WHAT IS EXPECTED: Exactly as given, repeat all of the entries.

## start RECORD EXTRACTS

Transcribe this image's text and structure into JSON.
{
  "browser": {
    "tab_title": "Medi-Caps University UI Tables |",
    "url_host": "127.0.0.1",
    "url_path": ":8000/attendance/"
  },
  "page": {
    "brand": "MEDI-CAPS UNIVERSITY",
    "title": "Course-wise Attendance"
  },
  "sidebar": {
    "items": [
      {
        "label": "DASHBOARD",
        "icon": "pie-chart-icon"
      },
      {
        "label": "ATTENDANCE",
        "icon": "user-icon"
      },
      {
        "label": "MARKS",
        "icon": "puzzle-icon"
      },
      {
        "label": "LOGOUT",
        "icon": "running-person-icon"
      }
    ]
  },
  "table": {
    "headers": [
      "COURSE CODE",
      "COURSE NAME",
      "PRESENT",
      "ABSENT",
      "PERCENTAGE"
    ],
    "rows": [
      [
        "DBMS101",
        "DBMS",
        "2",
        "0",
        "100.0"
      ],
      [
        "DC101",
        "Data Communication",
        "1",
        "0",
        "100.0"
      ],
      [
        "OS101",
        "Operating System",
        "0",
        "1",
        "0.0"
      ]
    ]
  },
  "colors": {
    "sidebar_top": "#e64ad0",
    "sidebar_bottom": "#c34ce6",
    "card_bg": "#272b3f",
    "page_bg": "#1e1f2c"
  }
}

## end RECORD EXTRACTS

WRITTEN RESPONSE:
Transcribe this image's text and structure into JSON.
{
  "browser": {
    "tab_title": "Medi-Caps University UI Tables |",
    "url_host": "127.0.0.1",
    "url_path": ":8000/attendance/"
  },
  "page": {
    "brand": "MEDI-CAPS UNIVERSITY",
    "title": "Course-wise Attendance"
  },
  "sidebar": {
    "items": [
      {
        "label": "DASHBOARD",
        "icon": "pie-chart-icon"
      },
      {
        "label": "ATTENDANCE",
        "icon": "user-icon"
      },
      {
        "label": "MARKS",
        "icon": "puzzle-icon"
      },
      {
        "label": "LOGOUT",
        "icon": "running-person-icon"
      }
    ]
  },
  "table": {
    "headers": [
      "COURSE CODE",
      "COURSE NAME",
      "PRESENT",
      "ABSENT",
      "PERCENTAGE"
    ],
    "rows": [
      [
        "DBMS101",
        "DBMS",
        "2",
        "0",
        "100.0"
      ],
      [
        "DC101",
        "Data Communication",
        "1",
        "0",
        "100.0"
      ],
      [
        "OS101",
        "Operating System",
        "0",
        "1",
        "0.0"
      ]
    ]
  },
  "colors": {
    "sidebar_top": "#e64ad0",
    "sidebar_bottom": "#c34ce6",
    "card_bg": "#272b3f",
    "page_bg": "#1e1f2c"
  }
}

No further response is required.